§ **Goal**
Copy out all lines where "title" appears.

§ **Data shown**
__________
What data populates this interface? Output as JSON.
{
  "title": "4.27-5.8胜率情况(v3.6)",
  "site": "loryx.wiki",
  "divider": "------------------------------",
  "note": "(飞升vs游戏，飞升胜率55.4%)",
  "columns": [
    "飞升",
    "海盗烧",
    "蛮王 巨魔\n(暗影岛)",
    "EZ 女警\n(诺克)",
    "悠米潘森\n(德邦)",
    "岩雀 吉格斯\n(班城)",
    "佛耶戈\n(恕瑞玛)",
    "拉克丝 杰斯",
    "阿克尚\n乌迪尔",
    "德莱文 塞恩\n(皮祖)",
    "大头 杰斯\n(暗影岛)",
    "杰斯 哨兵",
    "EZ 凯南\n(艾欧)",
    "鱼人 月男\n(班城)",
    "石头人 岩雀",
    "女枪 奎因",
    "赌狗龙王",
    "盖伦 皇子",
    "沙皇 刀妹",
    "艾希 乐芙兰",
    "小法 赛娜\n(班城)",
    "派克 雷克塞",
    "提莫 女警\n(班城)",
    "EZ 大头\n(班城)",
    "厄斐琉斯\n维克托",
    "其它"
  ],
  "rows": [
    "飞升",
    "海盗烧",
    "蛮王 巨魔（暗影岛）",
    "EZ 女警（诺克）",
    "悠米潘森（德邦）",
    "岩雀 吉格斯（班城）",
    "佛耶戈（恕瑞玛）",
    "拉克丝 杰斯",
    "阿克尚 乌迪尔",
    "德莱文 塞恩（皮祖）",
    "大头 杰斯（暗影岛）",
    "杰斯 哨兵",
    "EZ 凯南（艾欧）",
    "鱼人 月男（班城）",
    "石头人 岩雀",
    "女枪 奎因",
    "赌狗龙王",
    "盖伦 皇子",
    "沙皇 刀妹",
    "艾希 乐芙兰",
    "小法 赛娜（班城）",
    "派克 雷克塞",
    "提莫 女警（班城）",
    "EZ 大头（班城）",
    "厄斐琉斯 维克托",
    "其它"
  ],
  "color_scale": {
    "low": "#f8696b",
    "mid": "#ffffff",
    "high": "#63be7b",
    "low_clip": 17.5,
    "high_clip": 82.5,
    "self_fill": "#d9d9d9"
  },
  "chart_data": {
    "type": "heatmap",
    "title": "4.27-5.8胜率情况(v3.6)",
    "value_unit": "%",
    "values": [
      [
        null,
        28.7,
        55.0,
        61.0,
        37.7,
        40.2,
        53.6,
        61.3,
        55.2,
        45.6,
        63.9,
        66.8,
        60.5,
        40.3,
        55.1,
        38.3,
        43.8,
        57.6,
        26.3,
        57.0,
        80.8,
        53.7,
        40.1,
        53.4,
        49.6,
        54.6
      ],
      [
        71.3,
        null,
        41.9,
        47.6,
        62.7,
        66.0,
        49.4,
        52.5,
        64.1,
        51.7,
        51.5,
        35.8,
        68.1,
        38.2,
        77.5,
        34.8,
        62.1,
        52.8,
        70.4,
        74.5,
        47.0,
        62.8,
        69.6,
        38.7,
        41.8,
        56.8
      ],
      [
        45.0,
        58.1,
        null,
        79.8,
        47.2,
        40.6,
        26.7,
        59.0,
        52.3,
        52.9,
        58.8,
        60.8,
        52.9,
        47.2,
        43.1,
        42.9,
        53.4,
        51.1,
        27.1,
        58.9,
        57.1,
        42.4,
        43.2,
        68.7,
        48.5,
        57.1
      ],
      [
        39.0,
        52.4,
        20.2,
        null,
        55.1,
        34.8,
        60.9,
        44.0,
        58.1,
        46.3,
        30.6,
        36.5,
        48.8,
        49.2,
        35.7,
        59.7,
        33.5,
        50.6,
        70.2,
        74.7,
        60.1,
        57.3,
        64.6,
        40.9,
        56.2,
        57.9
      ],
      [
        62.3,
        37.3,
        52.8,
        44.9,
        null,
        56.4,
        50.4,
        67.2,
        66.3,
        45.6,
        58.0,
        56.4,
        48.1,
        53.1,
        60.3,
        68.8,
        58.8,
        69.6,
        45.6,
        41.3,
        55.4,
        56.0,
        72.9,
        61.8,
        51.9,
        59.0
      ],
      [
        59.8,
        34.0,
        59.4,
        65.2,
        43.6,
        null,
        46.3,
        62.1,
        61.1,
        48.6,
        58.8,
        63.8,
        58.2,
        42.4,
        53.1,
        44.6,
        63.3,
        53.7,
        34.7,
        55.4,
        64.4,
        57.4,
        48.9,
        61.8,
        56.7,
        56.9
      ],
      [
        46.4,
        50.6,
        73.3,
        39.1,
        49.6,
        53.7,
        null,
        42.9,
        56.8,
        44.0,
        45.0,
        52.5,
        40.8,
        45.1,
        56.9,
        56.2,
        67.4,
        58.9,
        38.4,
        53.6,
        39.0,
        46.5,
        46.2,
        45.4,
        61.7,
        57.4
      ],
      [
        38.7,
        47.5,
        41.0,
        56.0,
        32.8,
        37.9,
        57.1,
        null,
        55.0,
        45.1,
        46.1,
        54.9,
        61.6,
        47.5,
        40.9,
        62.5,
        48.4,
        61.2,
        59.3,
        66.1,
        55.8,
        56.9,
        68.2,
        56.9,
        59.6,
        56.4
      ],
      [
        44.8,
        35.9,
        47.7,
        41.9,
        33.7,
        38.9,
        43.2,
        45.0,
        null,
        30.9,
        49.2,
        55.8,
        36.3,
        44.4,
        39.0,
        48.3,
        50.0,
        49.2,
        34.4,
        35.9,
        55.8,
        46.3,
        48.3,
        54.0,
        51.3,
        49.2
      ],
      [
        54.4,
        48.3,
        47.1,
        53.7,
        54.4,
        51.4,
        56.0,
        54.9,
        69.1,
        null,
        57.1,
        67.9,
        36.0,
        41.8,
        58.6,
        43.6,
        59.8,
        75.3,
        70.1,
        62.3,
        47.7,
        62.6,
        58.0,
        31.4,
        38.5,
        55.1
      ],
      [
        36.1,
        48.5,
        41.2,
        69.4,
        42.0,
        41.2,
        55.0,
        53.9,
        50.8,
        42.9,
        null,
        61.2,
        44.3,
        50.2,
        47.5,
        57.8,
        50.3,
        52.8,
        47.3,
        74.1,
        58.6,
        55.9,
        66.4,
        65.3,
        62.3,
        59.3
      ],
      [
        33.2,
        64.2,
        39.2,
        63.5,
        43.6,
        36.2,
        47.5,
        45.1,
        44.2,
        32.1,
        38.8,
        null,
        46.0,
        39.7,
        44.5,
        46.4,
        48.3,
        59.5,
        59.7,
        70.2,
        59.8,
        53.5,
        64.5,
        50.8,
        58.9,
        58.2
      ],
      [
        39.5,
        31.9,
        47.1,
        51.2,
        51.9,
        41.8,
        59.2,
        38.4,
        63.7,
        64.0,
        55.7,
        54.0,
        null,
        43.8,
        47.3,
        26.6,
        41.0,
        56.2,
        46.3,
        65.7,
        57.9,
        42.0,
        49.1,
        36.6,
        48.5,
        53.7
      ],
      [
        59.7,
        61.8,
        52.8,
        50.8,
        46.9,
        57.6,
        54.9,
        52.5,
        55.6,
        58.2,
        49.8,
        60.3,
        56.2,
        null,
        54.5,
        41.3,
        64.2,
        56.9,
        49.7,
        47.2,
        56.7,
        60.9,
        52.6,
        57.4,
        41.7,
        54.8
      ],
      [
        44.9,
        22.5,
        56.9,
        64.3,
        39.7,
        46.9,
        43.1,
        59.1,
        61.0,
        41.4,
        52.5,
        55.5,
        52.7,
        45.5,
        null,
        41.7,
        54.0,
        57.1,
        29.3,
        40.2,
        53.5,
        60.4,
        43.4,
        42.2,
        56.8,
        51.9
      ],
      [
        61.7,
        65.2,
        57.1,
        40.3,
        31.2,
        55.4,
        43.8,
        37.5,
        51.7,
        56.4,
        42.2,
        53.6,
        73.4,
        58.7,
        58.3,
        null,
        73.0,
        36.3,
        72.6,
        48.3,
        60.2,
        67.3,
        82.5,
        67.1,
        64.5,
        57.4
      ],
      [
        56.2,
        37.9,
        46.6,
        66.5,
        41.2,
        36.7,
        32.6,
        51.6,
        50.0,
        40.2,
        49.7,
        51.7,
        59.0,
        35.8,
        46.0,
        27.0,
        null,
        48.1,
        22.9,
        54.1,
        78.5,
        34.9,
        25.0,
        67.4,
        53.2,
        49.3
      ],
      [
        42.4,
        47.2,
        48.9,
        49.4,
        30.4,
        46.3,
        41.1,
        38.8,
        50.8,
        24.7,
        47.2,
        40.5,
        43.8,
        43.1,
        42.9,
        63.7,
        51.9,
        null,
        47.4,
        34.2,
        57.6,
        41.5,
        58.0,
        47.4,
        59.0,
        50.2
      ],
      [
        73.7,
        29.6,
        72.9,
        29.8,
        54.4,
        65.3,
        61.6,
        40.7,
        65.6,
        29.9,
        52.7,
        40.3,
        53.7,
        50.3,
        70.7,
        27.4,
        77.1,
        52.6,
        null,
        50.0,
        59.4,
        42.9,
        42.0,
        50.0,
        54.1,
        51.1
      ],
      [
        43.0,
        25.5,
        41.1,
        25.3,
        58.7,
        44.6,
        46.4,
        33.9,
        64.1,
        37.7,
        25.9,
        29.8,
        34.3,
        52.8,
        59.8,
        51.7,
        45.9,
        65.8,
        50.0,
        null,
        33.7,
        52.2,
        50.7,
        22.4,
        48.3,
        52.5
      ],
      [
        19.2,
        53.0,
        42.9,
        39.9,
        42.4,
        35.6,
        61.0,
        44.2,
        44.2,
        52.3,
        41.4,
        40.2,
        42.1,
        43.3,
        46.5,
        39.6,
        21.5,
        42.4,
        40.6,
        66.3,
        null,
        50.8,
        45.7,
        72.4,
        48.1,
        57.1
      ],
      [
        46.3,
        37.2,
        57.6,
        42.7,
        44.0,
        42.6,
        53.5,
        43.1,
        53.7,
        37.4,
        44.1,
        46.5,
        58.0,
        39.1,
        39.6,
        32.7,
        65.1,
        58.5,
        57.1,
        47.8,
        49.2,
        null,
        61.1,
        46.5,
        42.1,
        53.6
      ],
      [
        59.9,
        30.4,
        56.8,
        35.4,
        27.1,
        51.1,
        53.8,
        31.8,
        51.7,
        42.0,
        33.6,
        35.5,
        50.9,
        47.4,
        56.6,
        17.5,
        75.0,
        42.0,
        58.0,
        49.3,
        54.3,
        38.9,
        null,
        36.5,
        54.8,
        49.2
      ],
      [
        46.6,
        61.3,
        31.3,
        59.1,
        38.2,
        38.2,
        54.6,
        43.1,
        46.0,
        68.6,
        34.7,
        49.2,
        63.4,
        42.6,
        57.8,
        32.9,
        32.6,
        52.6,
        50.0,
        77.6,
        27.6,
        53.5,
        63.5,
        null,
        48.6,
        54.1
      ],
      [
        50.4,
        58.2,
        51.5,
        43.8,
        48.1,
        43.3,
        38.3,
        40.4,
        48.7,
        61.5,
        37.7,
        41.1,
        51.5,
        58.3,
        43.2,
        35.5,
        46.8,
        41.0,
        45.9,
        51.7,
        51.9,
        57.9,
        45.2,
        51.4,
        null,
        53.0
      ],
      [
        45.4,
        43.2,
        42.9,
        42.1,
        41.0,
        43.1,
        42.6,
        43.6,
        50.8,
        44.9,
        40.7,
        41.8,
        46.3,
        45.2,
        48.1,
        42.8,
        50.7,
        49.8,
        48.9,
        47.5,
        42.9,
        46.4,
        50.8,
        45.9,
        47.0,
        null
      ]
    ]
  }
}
__________
§ **Response to this task**
  "title": "4.27-5.8胜率情况(v3.6)",
    "title": "4.27-5.8胜率情况(v3.6)",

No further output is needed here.